▶ _What to work on_: Please retype the data in full and exactly; the pictures are not part of the copy.

***** Data rows *****

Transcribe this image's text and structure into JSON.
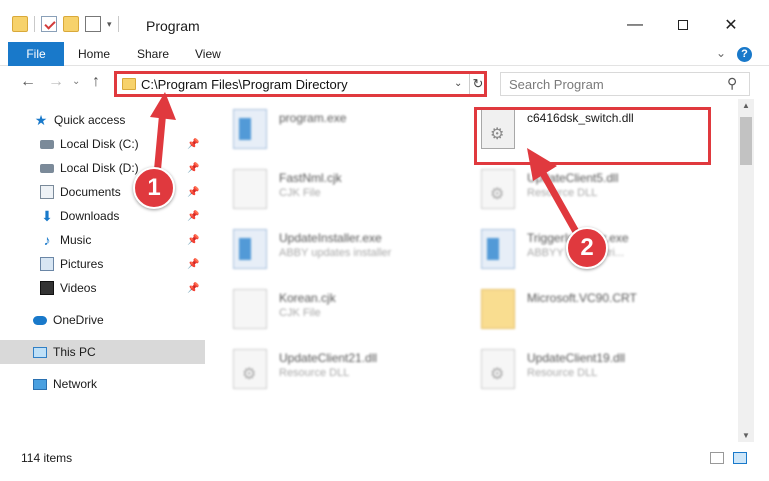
{
  "window": {
    "title": "Program",
    "minimize": "—",
    "close": "✕"
  },
  "ribbon": {
    "tabs": [
      "File",
      "Home",
      "Share",
      "View"
    ],
    "help": "?"
  },
  "address": {
    "path": "C:\\Program Files\\Program Directory",
    "search_placeholder": "Search Program"
  },
  "sidebar": {
    "items": [
      {
        "label": "Quick access",
        "icon": "star-icon"
      },
      {
        "label": "Local Disk (C:)",
        "icon": "drive-icon",
        "pinned": true
      },
      {
        "label": "Local Disk (D:)",
        "icon": "drive-icon",
        "pinned": true
      },
      {
        "label": "Documents",
        "icon": "documents-icon",
        "pinned": true
      },
      {
        "label": "Downloads",
        "icon": "download-icon",
        "pinned": true
      },
      {
        "label": "Music",
        "icon": "music-icon",
        "pinned": true
      },
      {
        "label": "Pictures",
        "icon": "pictures-icon",
        "pinned": true
      },
      {
        "label": "Videos",
        "icon": "videos-icon",
        "pinned": true
      },
      {
        "label": "OneDrive",
        "icon": "cloud-icon"
      },
      {
        "label": "This PC",
        "icon": "pc-icon",
        "selected": true
      },
      {
        "label": "Network",
        "icon": "network-icon"
      }
    ]
  },
  "files": [
    {
      "name": "program.exe",
      "desc": "",
      "kind": "exe"
    },
    {
      "name": "c6416dsk_switch.dll",
      "desc": "",
      "kind": "gear",
      "highlighted": true
    },
    {
      "name": "FastNml.cjk",
      "desc": "CJK File",
      "kind": "doc"
    },
    {
      "name": "UpdateClient5.dll",
      "desc": "Resource DLL",
      "kind": "gear"
    },
    {
      "name": "UpdateInstaller.exe",
      "desc": "ABBY updates installer",
      "kind": "exe"
    },
    {
      "name": "TriggerInstaller.exe",
      "desc": "ABBYY Reader tri...",
      "kind": "exe"
    },
    {
      "name": "Korean.cjk",
      "desc": "CJK File",
      "kind": "doc"
    },
    {
      "name": "Microsoft.VC90.CRT",
      "desc": "",
      "kind": "folder"
    },
    {
      "name": "UpdateClient21.dll",
      "desc": "Resource DLL",
      "kind": "gear"
    },
    {
      "name": "UpdateClient19.dll",
      "desc": "Resource DLL",
      "kind": "gear"
    }
  ],
  "status": {
    "item_count": "114 items"
  },
  "annotations": {
    "step1": "1",
    "step2": "2",
    "color": "#e0393e"
  }
}
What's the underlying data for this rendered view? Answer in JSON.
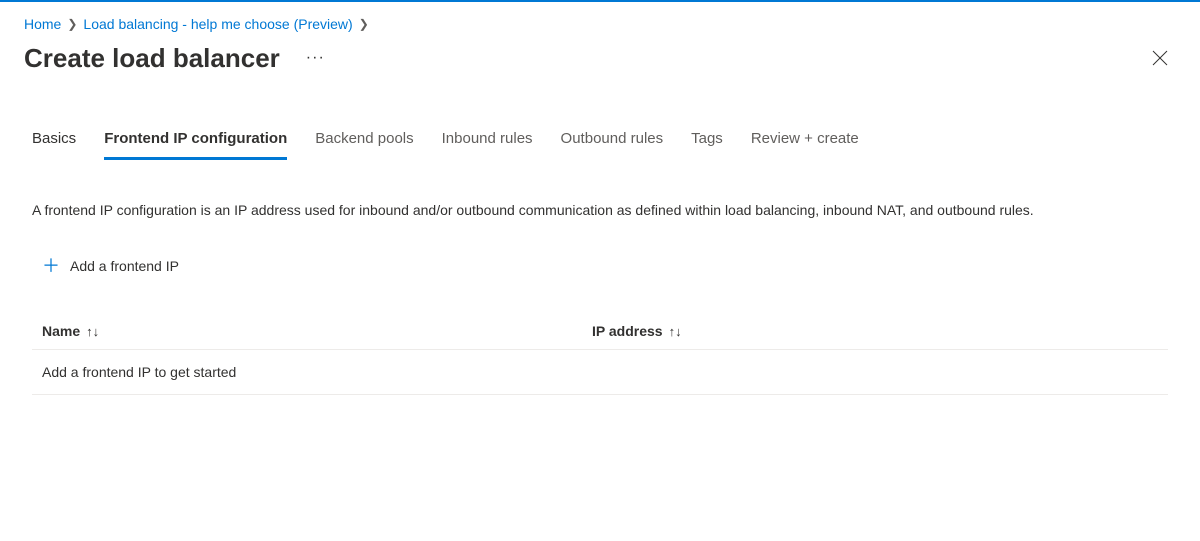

*****

▶ _Correct output_:
Transcribe this image's text and structure into JSON.
{
  "window": {
    "title": "Program",
    "minimize": "—",
    "close": "✕"
  },
  "ribbon": {
    "tabs": [
      "File",
      "Home",
      "Share",
      "View"
    ],
    "help": "?"
  },
  "address": {
    "path": "C:\\Program Files\\Program Directory",
    "search_placeholder": "Search Program"
  },
  "sidebar": {
    "items": [
      {
        "label": "Quick access",
        "icon": "star-icon"
      },
      {
        "label": "Local Disk (C:)",
        "icon": "drive-icon",
        "pinned": true
      },
      {
        "label": "Local Disk (D:)",
        "icon": "drive-icon",
        "pinned": true
      },
      {
        "label": "Documents",
        "icon": "documents-icon",
        "pinned": true
      },
      {
        "label": "Downloads",
        "icon": "download-icon",
        "pinned": true
      },
      {
        "label": "Music",
        "icon": "music-icon",
        "pinned": true
      },
      {
        "label": "Pictures",
        "icon": "pictures-icon",
        "pinned": true
      },
      {
        "label": "Videos",
        "icon": "videos-icon",
        "pinned": true
      },
      {
        "label": "OneDrive",
        "icon": "cloud-icon"
      },
      {
        "label": "This PC",
        "icon": "pc-icon",
        "selected": true
      },
      {
        "label": "Network",
        "icon": "network-icon"
      }
    ]
  },
  "files": [
    {
      "name": "program.exe",
      "desc": "",
      "kind": "exe"
    },
    {
      "name": "c6416dsk_switch.dll",
      "desc": "",
      "kind": "gear",
      "highlighted": true
    },
    {
      "name": "FastNml.cjk",
      "desc": "CJK File",
      "kind": "doc"
    },
    {
      "name": "UpdateClient5.dll",
      "desc": "Resource DLL",
      "kind": "gear"
    },
    {
      "name": "UpdateInstaller.exe",
      "desc": "ABBY updates installer",
      "kind": "exe"
    },
    {
      "name": "TriggerInstaller.exe",
      "desc": "ABBYY Reader tri...",
      "kind": "exe"
    },
    {
      "name": "Korean.cjk",
      "desc": "CJK File",
      "kind": "doc"
    },
    {
      "name": "Microsoft.VC90.CRT",
      "desc": "",
      "kind": "folder"
    },
    {
      "name": "UpdateClient21.dll",
      "desc": "Resource DLL",
      "kind": "gear"
    },
    {
      "name": "UpdateClient19.dll",
      "desc": "Resource DLL",
      "kind": "gear"
    }
  ],
  "status": {
    "item_count": "114 items"
  },
  "annotations": {
    "step1": "1",
    "step2": "2",
    "color": "#e0393e"
  }
}
What's the underlying data for this rendered view? Answer in JSON.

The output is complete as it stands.